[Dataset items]

***

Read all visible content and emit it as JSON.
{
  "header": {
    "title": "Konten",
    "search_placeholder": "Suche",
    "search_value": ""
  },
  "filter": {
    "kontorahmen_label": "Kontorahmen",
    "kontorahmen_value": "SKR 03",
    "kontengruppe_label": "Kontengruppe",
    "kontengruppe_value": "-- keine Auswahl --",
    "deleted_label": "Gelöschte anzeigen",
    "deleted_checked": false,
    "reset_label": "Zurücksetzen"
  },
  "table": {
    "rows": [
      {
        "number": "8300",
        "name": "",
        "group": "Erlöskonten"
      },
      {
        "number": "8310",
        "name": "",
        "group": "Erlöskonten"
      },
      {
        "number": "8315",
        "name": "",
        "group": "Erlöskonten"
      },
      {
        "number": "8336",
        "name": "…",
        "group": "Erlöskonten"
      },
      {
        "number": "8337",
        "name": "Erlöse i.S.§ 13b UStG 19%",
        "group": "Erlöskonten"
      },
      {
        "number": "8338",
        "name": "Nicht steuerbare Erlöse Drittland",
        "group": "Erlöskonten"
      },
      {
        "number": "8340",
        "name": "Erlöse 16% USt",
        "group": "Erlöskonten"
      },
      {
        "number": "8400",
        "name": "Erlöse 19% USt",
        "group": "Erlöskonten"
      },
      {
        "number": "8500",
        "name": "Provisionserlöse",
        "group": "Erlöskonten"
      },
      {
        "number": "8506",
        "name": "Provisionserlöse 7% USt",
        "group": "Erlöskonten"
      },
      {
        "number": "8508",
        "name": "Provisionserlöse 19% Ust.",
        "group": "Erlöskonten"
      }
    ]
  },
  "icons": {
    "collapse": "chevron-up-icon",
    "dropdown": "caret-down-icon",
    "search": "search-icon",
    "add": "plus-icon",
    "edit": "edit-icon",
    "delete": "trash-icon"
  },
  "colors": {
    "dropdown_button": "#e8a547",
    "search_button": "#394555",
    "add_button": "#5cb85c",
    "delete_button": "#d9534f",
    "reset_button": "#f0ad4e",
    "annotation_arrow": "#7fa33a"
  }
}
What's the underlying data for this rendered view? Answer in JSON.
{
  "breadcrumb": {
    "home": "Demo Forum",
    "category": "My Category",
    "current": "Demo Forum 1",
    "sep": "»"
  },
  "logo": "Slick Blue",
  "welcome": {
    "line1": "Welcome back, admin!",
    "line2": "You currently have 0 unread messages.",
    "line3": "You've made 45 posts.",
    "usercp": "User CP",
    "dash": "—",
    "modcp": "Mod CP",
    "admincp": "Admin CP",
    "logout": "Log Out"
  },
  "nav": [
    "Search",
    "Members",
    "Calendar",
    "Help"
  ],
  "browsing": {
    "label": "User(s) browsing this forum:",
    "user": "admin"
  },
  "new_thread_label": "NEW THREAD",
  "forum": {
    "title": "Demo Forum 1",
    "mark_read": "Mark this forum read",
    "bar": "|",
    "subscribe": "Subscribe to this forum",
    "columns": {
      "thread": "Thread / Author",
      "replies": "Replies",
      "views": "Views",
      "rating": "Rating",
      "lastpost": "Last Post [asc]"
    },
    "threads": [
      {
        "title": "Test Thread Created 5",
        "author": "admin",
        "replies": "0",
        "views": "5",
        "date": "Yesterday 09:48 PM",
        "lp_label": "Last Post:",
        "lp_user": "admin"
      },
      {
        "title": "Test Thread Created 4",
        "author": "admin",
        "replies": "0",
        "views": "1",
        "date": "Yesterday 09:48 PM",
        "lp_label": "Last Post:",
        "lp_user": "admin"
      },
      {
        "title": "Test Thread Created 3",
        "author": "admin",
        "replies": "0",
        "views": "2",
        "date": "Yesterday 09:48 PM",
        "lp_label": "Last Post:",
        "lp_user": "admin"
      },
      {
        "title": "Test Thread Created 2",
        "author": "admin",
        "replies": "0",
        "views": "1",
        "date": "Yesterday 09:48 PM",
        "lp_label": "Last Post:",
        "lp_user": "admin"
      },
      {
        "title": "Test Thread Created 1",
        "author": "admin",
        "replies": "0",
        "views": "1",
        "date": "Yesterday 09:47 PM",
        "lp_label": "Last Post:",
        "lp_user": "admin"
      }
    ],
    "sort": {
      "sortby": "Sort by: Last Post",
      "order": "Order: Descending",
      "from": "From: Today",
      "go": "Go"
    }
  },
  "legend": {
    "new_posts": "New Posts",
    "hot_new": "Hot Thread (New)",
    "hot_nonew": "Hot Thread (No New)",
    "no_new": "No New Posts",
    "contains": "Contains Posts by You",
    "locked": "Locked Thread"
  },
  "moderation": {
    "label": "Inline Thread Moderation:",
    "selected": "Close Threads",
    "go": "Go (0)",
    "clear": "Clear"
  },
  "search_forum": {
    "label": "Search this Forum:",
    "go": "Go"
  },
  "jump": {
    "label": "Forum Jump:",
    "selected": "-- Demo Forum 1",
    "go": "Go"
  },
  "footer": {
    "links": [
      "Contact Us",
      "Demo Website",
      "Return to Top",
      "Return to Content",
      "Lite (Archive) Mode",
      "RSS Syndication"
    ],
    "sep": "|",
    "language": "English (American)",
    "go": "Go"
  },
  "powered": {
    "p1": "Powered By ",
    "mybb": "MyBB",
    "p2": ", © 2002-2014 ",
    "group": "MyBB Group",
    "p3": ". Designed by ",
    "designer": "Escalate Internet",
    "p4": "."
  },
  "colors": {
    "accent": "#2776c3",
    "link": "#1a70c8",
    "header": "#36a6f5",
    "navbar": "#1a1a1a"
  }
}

***

Exercise description | Copy out each line of the data containing the string "Provisionserlöse".

Task result |
        "name": "Provisionserlöse",
        "name": "Provisionserlöse 7% USt",
        "name": "Provisionserlöse 19% Ust.",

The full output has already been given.